Liza was excited.  In three days her friend Timothy would come visit her 
in the  United States.  Suddenly, the phone rang.  Liza couldn't believe 
her ears!  Sadly, Timothy told her, "I cannot come...the consul said I 
am 214(b)." 
 
On any given day throughout the world some visa applicants find 
themselves in Timothy's situation.  They hear the consular officer say, 
"Your visa application is refused.  You are not qualified under Section 
214(b) of the Immigration and Nationality Act."  To be refused a visa 
when you are not expecting it causes great disappointment and sometimes 
embarrassment.  Here is what a 214(b) visa refusal means and what 
applicants and friends can do to prepare for a visa reapplication. 
 
WHY IS THERE A VISA REQUIREMENT? 
 
The United States is an open society.  Unlike many countries, the United 
States does not impose internal controls on most visitors, such as 
registration with local authorities.  In order to enjoy the privilege of 
unencumbered travel in the United States, aliens have a responsibility 
to prove they are going to return abroad before a visitor or student 
visa is issued.  Our immigration law requires consular officers to view 
every visa applicant as an intending immigrant until the applicant 
proves otherwise. 
 
WHAT IS SECTION 214(b)? 
 
Section 214(b) is part of the Immigration and Nationality Act ([NA).  It 
states: 
 
"Every alien shall be presumed to be an immigrant until he establishes 
to the satisfaction of  the consular officer, at the time of application 
for a visa, and the immigration officers, at the time (if application 
for admission, that he is entitled to a nonimmigrant status...." 
 
To qualify for a visitor or student (nonimmigrant) visa under Section 
214(b), applicants have to show that they have a permanent residence and 
other ties abroad that would compel them to leave the United States at 
the end of the temporary stay.  The law places this burden of proof on 
the applicant. 
 
Our consular officers have a difficult job.  They must decide in a very 
short time if someone is qualified to receive a temporary visa.  Most 
cases are decided after a brief interview and review of whatever 
evidence of ties an applicant presents. 
 
WHAT CONSTITUTES A "PERMANENT RESIDENCE" OR "STRONG TIES"? 
 
Permanent residence and strong ties differ from country to country, city 
to city, individual to individual.  Some examples of ties can be a job, 
a house, a family, a bank account.  "Ties" are the various aspects of 
your life that bind you to your country of residence:  your possessions, 
employment, social and family relationships. 
 
As a U.S. citizen or legal permanent resident, imagine your own ties in 
the United States.  Would a consular office of a foreign country 
consider that you have a permanent residence?  It is likely that the 
answer would be "yes" if you have a job, a family, if you own or rent a 
house or apartment, or if you have other commitments that would require 
you to return to the United States at the conclusion of a visit abroad.  
Each person's situation is different. 
 
Our consular officers are aware of this diversity.  During the visa 
interview they look at each application individually and consider 
professional, social, cultural and other factors.  In cases of younger 
applicants who may not have had an opportunity to form many ties, 
consular officers may look at the applicant's specific intentions, 
family situations, and long-range plans and prospects within his or her 
country of residence.  Each case is examined individually and is 
accorded every consideration under the law.

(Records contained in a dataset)
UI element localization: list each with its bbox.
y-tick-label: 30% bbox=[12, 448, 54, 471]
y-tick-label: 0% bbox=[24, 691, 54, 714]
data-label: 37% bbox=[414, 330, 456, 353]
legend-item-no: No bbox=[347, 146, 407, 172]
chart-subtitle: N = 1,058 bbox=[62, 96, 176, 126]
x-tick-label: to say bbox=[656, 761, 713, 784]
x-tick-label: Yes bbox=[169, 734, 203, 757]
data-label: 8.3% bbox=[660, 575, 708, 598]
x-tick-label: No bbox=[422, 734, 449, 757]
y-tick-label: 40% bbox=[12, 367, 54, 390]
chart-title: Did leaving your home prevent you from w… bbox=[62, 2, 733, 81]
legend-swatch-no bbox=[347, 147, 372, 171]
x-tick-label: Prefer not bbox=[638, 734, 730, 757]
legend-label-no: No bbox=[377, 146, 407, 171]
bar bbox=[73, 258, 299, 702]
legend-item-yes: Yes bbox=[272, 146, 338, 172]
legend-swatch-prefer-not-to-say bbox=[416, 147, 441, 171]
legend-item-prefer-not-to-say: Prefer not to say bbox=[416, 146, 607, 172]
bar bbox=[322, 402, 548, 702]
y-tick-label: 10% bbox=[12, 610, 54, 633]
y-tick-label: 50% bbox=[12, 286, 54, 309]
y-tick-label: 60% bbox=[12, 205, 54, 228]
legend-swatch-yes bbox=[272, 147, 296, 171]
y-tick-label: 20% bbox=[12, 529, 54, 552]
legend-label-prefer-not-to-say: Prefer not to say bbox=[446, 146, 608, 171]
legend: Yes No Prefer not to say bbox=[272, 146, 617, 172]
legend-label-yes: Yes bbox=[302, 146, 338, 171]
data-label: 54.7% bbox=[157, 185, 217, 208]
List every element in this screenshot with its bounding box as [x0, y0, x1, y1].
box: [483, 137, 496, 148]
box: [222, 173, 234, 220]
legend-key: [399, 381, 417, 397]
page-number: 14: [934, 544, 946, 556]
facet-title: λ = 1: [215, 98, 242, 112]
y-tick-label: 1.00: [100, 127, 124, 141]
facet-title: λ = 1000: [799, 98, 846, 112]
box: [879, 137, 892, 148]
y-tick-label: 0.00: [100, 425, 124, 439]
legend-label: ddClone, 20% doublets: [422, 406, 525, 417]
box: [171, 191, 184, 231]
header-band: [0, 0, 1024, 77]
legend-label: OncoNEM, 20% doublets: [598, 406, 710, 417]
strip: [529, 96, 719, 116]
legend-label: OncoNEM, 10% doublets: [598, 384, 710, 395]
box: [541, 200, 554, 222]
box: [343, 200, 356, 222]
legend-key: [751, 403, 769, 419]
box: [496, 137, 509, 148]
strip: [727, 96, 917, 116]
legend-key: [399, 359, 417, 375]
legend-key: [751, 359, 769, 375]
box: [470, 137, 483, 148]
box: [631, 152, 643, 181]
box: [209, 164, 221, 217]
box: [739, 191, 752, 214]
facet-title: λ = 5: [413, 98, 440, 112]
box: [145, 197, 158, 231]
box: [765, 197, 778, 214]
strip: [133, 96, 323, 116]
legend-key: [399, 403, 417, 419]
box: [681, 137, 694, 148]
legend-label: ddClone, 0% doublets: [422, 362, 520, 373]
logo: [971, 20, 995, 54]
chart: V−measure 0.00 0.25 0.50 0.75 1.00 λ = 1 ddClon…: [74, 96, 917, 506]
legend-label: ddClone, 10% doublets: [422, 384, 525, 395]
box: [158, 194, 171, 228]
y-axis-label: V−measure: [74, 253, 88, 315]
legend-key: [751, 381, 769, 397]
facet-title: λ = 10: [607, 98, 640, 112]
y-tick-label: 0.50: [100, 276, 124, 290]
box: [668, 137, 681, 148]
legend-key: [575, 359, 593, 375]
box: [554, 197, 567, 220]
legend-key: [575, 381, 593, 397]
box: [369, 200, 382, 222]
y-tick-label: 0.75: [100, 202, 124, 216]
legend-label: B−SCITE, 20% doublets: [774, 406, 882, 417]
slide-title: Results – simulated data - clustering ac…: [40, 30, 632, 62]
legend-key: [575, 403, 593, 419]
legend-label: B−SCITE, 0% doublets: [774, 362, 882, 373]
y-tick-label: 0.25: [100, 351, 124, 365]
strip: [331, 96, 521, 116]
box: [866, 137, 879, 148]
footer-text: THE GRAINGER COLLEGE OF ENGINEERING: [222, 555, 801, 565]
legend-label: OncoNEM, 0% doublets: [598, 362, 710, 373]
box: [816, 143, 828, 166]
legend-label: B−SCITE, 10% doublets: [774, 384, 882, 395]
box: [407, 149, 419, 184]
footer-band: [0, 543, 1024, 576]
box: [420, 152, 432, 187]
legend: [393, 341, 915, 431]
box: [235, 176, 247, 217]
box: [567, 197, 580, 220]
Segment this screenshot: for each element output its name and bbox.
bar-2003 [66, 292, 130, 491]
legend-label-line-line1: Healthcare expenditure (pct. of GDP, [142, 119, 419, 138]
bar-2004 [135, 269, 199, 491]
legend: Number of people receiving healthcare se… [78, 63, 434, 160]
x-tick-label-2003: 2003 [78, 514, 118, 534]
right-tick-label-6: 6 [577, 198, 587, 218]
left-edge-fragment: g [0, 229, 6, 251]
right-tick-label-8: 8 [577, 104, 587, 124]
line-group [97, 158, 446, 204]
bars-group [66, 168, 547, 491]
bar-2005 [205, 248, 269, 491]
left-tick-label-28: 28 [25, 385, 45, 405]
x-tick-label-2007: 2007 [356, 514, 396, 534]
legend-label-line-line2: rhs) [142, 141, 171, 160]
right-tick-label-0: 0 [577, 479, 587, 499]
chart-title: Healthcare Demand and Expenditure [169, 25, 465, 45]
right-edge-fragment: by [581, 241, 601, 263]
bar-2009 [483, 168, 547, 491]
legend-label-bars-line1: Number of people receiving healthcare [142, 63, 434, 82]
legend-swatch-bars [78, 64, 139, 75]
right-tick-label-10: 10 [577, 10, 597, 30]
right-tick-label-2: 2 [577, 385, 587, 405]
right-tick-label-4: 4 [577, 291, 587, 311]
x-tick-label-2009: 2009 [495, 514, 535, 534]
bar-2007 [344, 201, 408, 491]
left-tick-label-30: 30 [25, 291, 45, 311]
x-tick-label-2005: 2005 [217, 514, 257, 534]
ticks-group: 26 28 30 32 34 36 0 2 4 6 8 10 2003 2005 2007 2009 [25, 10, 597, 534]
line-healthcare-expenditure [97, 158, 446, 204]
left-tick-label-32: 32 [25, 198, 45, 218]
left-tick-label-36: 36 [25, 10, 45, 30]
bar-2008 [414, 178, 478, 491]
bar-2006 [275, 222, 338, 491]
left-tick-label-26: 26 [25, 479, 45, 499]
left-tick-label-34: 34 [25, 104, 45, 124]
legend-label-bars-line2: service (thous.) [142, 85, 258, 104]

WHAT TO WORK ON =>
**a.** In one to three sentences, explain why the passage on 214(b) visa refusals says aliens must prove they will return abroad before a visitor or student visa is issued.
**b.** Write out the part of the passage on 214(b) visa refusals that opens with the words "As a U.S. citizen" and closes with "situation is different.".
**c.** Continue the passage on 214(b) visa refusals from where it stops.
This material is separate from the passage on 214(b) visa refusals.

FINAL ANSWERS =>
**a.** The United States is an open society that, unlike many countries, does not impose internal controls such as registration with local authorities on most visitors. In return for the privilege of unencumbered travel there, aliens are responsible for proving they will return abroad.

**b.**
As a U.S. citizen or legal permanent resident, imagine your own ties in 
the United States.  Would a consular office of a foreign country 
consider that you have a permanent residence?  It is likely that the 
answer would be "yes" if you have a job, a family, if you own or rent a 
house or apartment, or if you have other commitments that would require 
you to return to the United States at the conclusion of a visit abroad.  
Each person's situation is different.

**c.**
 
IS A DENIAL UNDER SECTION 214(b) PERMANENT? 
 
No.  The consular officer will reconsider a case if an applicant can 
show further convincing evidence of ties outside the United States.  
Your friend, relative or student should contact the embassy or consulate 
to find out about reapplication procedures. 
 
HOW CAN YOU HELP? 
 
You may provide a letter of invitation or support.  However, this cannot 
guarantee visa issuance to a foreign national friend, relative or 
student.  Visa applicants must qualify under Section 214(b) according to 
their own circumstances, not on the basis of an American sponsor's 
assurances. 
  
 
WHAT CAN YOU DO IF AN ACQUAINTANCE IS REFUSED A VISA UNDER 214(b)? 
 
First encourage your relative, friend or student to review carefully 
their situation and evaluate realistically their ties.  You can suggest 
that they write down on paper what qualifying ties they think they have 
which may not have been evaluated at the time of their interview with 
the consular of officer.  Also, if they have been refused, they should 
review what documents were submitted for the consul to consider.  
Applicants refused visas under Section 214(b) may reapply for a visa.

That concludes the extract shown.